Show, in full, each line of the data that contains "label".
◆ ◆ ◆ ◆ ◆
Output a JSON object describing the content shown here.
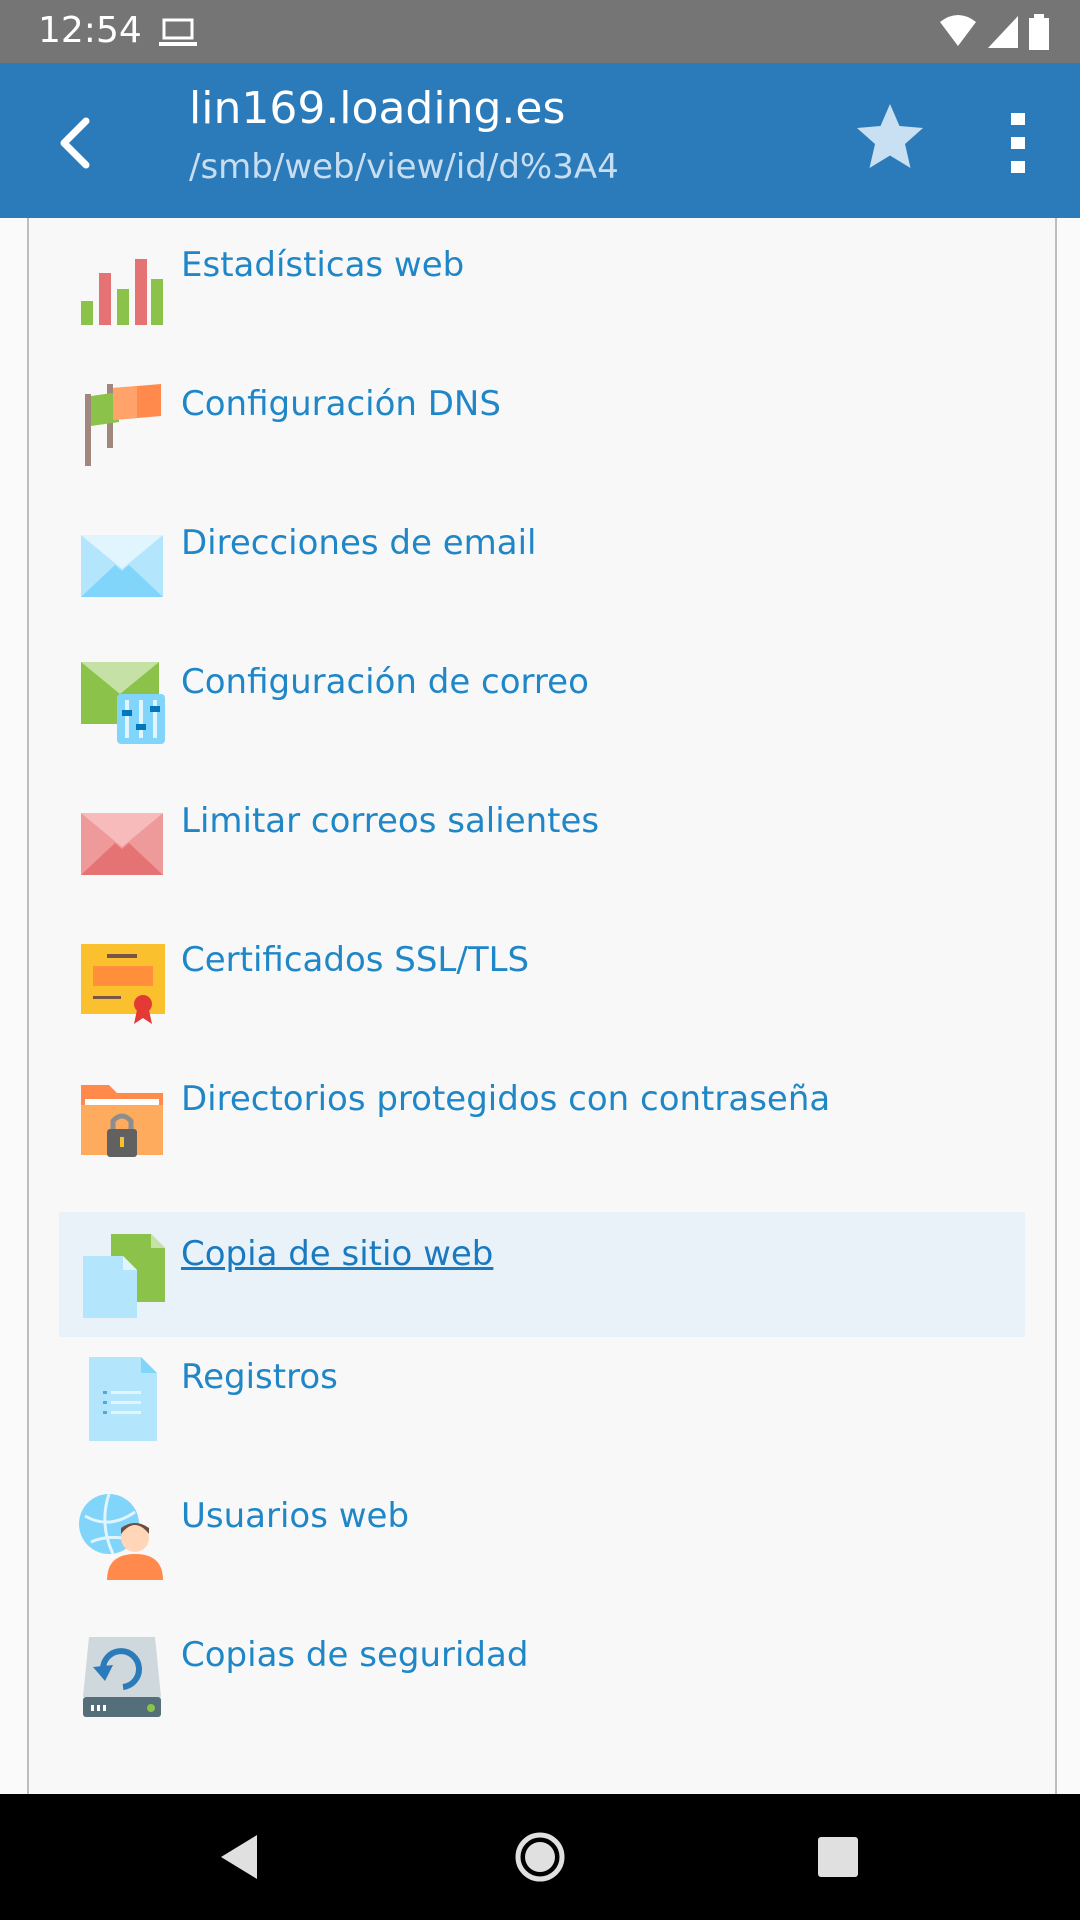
{
  "status_bar": {
    "time": "12:54",
    "icons": [
      "laptop-icon",
      "wifi-icon",
      "signal-icon",
      "battery-icon"
    ]
  },
  "app_bar": {
    "title": "lin169.loading.es",
    "subtitle": "/smb/web/view/id/d%3A4",
    "back_icon": "chevron-left-icon",
    "star_icon": "star-icon",
    "menu_icon": "overflow-menu-icon"
  },
  "menu": {
    "items": [
      {
        "label": "Estadísticas web",
        "icon": "bar-chart-icon"
      },
      {
        "label": "Configuración DNS",
        "icon": "flags-icon"
      },
      {
        "label": "Direcciones de email",
        "icon": "envelope-blue-icon"
      },
      {
        "label": "Configuración de correo",
        "icon": "mail-settings-icon"
      },
      {
        "label": "Limitar correos salientes",
        "icon": "envelope-red-icon"
      },
      {
        "label": "Certificados SSL/TLS",
        "icon": "certificate-icon"
      },
      {
        "label": "Directorios protegidos con contraseña",
        "icon": "locked-folder-icon"
      },
      {
        "label": "Copia de sitio web",
        "icon": "copy-files-icon",
        "active": true
      },
      {
        "label": "Registros",
        "icon": "log-document-icon"
      },
      {
        "label": "Usuarios web",
        "icon": "web-user-icon"
      },
      {
        "label": "Copias de seguridad",
        "icon": "backup-drive-icon"
      }
    ]
  },
  "colors": {
    "app_bar": "#2b7bbb",
    "status_bar": "#757575",
    "link": "#1f87c8",
    "active_row": "#e9f1f9"
  }
}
◆ ◆ ◆ ◆ ◆
[Exercise output]
        "label": "Estadísticas web",
        "label": "Configuración DNS",
        "label": "Direcciones de email",
        "label": "Configuración de correo",
        "label": "Limitar correos salientes",
        "label": "Certificados SSL/TLS",
        "label": "Directorios protegidos con contraseña",
        "label": "Copia de sitio web",
        "label": "Registros",
        "label": "Usuarios web",
        "label": "Copias de seguridad",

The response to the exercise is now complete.